Dataset entries:
-=-=-
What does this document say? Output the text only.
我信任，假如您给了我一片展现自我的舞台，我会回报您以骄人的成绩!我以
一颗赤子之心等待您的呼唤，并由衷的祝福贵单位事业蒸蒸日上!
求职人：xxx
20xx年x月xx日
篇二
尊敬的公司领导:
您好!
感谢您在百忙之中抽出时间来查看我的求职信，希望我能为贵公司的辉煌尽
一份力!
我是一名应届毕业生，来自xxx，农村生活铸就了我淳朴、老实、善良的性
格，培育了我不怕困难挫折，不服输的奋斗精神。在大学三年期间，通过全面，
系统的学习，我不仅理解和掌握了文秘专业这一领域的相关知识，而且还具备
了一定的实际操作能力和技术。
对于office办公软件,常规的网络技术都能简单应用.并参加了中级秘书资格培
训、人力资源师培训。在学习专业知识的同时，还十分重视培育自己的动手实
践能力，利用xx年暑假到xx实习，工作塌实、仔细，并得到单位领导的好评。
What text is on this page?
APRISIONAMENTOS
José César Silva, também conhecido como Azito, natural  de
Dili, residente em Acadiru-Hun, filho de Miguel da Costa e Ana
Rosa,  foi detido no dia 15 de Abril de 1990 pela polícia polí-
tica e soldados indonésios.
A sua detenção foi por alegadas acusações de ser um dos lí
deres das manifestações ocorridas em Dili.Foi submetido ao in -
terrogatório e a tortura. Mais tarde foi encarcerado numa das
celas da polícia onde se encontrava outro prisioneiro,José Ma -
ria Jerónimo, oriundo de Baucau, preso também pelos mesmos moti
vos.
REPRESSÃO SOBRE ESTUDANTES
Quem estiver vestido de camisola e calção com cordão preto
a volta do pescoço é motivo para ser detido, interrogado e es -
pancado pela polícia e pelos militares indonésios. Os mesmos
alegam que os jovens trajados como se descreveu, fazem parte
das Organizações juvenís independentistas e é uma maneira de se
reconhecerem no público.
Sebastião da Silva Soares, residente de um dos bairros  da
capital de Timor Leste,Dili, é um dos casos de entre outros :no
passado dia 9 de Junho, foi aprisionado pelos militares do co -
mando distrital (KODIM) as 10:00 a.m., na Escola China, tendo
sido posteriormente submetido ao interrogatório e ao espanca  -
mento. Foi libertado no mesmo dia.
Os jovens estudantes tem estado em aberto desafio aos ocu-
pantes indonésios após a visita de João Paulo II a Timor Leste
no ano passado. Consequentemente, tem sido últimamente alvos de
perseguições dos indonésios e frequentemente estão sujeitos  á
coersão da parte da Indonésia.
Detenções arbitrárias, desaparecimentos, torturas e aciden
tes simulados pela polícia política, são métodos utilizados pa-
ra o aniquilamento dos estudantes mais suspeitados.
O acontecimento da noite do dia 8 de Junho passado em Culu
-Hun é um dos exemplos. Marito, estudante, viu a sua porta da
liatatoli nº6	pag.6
-=-=-
» OBJECTIVE: In the entries above, find the line containing "What text is on this page?". Set down that line and every line after it through the last one, exactly and alone.

» RESULT FOR THIS EXERCISE:
What text is on this page?
APRISIONAMENTOS
José César Silva, também conhecido como Azito, natural  de
Dili, residente em Acadiru-Hun, filho de Miguel da Costa e Ana
Rosa,  foi detido no dia 15 de Abril de 1990 pela polícia polí-
tica e soldados indonésios.
A sua detenção foi por alegadas acusações de ser um dos lí
deres das manifestações ocorridas em Dili.Foi submetido ao in -
terrogatório e a tortura. Mais tarde foi encarcerado numa das
celas da polícia onde se encontrava outro prisioneiro,José Ma -
ria Jerónimo, oriundo de Baucau, preso também pelos mesmos moti
vos.
REPRESSÃO SOBRE ESTUDANTES
Quem estiver vestido de camisola e calção com cordão preto
a volta do pescoço é motivo para ser detido, interrogado e es -
pancado pela polícia e pelos militares indonésios. Os mesmos
alegam que os jovens trajados como se descreveu, fazem parte
das Organizações juvenís independentistas e é uma maneira de se
reconhecerem no público.
Sebastião da Silva Soares, residente de um dos bairros  da
capital de Timor Leste,Dili, é um dos casos de entre outros :no
passado dia 9 de Junho, foi aprisionado pelos militares do co -
mando distrital (KODIM) as 10:00 a.m., na Escola China, tendo
sido posteriormente submetido ao interrogatório e ao espanca  -
mento. Foi libertado no mesmo dia.
Os jovens estudantes tem estado em aberto desafio aos ocu-
pantes indonésios após a visita de João Paulo II a Timor Leste
no ano passado. Consequentemente, tem sido últimamente alvos de
perseguições dos indonésios e frequentemente estão sujeitos  á
coersão da parte da Indonésia.
Detenções arbitrárias, desaparecimentos, torturas e aciden
tes simulados pela polícia política, são métodos utilizados pa-
ra o aniquilamento dos estudantes mais suspeitados.
O acontecimento da noite do dia 8 de Junho passado em Culu
-Hun é um dos exemplos. Marito, estudante, viu a sua porta da
liatatoli nº6	pag.6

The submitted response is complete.